Pick out every line holding the string "this" and copy it.

Stored items:
....
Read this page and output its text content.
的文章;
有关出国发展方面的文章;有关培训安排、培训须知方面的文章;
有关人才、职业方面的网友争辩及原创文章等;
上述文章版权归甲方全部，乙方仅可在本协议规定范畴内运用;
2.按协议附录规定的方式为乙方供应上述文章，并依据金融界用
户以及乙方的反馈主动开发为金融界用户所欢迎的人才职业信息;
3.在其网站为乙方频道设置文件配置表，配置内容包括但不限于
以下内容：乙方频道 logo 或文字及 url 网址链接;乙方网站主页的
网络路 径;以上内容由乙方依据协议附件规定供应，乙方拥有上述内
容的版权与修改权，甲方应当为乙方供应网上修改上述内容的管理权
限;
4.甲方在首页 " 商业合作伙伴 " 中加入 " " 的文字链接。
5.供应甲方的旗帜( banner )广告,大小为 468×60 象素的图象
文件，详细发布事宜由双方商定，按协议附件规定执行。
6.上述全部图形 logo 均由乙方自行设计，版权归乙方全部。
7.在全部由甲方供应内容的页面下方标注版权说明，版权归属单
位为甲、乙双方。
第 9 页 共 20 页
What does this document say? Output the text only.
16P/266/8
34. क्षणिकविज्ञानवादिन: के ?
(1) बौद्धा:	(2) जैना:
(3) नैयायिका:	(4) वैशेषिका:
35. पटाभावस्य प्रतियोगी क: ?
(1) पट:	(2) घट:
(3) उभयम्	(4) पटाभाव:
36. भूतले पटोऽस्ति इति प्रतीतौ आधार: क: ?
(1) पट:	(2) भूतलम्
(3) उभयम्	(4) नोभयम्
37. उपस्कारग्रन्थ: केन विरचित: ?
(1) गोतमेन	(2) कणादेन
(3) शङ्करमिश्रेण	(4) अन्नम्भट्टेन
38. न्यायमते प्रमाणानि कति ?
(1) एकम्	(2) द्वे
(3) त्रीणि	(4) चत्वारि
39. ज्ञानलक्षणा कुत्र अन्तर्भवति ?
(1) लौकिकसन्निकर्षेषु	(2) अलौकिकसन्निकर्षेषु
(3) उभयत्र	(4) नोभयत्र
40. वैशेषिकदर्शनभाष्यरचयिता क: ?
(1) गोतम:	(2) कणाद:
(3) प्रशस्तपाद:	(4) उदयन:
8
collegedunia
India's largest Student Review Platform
....
■ **EXPECTED OUTPUT**:
Read this page and output its text content.
What does this document say? Output the text only.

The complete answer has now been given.